:: SELECTED PASSAGE ::
# Tarantula enclosure :)



## Neil (Jul 31, 2007)

This is how i keep my T`s . They are all in one enclosure in the corner of my lounge heated by a greenhouse heater situated behind which is thermostatically controlled . I have removed the glass doors from the front to allow pics to be taken


----------



## SiUK (Feb 15, 2007)

cool set ups mate


----------



## Neil (Jul 31, 2007)

Cheers Simon : victory:


----------



## SiUK (Feb 15, 2007)

how exactly are they split and how do you open them? it looks like a viv split into sections?


----------



## Neil (Jul 31, 2007)

The tanks all have individual glass lids so i do have to slide each one out to open them . The shelves have a large gap behind them to allow the heat to rise behind . I made the enclosure and then ordered the tanks to fit , they were very reasonably priced actually , around £9 per tank : victory:


----------



## SiUK (Feb 15, 2007)

thats not a bad price, it looks really smart, now to blag the parents that a wall of tarantula tanks would look good in the lounge:lol2:


----------



## Neil (Jul 31, 2007)

Go for it mate : victory:

I actually got slagged off on another site for how i keep them . They said " you only have them for display !! " :roll::roll::roll::roll:


----------



## SiUK (Feb 15, 2007)
:::
> **OBJECTIVE**
Extend the forum thread about the tarantula enclosure, starting with the reply that follows the last header shown.
:: SUPPLIED RECORDS ::
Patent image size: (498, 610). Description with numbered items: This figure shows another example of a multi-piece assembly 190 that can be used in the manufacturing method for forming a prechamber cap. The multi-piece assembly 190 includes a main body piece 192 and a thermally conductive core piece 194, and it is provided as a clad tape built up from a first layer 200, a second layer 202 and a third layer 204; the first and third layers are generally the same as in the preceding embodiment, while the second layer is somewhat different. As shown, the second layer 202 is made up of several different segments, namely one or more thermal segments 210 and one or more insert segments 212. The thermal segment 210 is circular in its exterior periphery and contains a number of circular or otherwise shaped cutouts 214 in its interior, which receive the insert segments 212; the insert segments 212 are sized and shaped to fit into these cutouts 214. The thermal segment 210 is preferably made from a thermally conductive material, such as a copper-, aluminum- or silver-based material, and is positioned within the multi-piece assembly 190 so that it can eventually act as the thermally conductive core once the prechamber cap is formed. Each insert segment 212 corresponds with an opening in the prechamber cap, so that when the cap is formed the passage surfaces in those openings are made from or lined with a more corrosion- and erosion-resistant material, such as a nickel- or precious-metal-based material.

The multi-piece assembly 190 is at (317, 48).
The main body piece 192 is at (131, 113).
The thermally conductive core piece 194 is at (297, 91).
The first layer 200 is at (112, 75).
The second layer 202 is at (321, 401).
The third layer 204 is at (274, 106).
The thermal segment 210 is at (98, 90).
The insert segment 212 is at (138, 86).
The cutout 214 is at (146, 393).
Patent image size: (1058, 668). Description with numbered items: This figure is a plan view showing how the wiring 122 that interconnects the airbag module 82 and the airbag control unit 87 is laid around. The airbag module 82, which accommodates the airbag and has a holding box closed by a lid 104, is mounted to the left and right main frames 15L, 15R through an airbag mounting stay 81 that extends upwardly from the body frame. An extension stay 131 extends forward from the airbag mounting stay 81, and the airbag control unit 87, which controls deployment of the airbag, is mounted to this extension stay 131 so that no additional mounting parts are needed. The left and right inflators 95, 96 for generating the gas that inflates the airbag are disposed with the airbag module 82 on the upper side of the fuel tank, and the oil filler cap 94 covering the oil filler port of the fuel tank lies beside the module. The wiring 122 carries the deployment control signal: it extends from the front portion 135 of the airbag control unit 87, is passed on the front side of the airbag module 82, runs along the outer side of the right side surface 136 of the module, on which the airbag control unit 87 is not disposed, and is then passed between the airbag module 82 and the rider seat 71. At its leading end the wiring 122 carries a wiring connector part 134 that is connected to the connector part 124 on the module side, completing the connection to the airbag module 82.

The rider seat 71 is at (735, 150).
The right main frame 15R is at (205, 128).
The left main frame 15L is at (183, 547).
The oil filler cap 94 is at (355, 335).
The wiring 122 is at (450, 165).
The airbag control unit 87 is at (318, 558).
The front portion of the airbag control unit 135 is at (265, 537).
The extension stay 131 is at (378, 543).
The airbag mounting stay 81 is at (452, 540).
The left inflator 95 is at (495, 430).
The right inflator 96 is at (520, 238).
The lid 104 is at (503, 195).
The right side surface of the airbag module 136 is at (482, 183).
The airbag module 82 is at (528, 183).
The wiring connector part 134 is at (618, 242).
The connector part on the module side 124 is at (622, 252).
:::
> **ANSWER TO THIS PROBLEM**
maybe they should all be kept in a cupboard, what a stupid thing to say:lol2:


----------



## boabloketony (Jan 22, 2007)

WOW :mf_dribble::mf_dribble::mf_dribble:


----------



## Neil (Jul 31, 2007)

Im able to look at them all the time in my lounge which surely is what everyone likes to do !!


----------



## SiUK (Feb 15, 2007)

id love to if I had the room, I think its a stupid thing for someone to say anyway.


----------



## zoe6660 (Jun 3, 2007)

that is amazin set-up i love it.


----------



## snakes (Jun 14, 2006)

Brilliant...: victory:


----------



## Neil (Jul 31, 2007)

zoe6660 said:


> that is amazin set-up i love it.


honestly , it is really easy to do . Its just a few shelves with glass doors really : victory:


----------



## Pincers n Paws (Aug 22, 2007)

Sounds like jealousy from the person who slagged it off. I think its looks superb mate, im sure we all would like a display like that!:no1:


----------



## mandy c (Aug 27, 2007)

could you tell me where you bought tanks from? and i think it looks brilliant am just looking round to see where i could fit the same in


----------



## Dilster (Mar 20, 2007)

Neil said:


> Go for it mate : victory:
> 
> I actually got slagged off on another site for how i keep them . They said " you only have them for display !! " :roll::roll::roll::roll:


What an inane comment !
Just jealous , I know I am !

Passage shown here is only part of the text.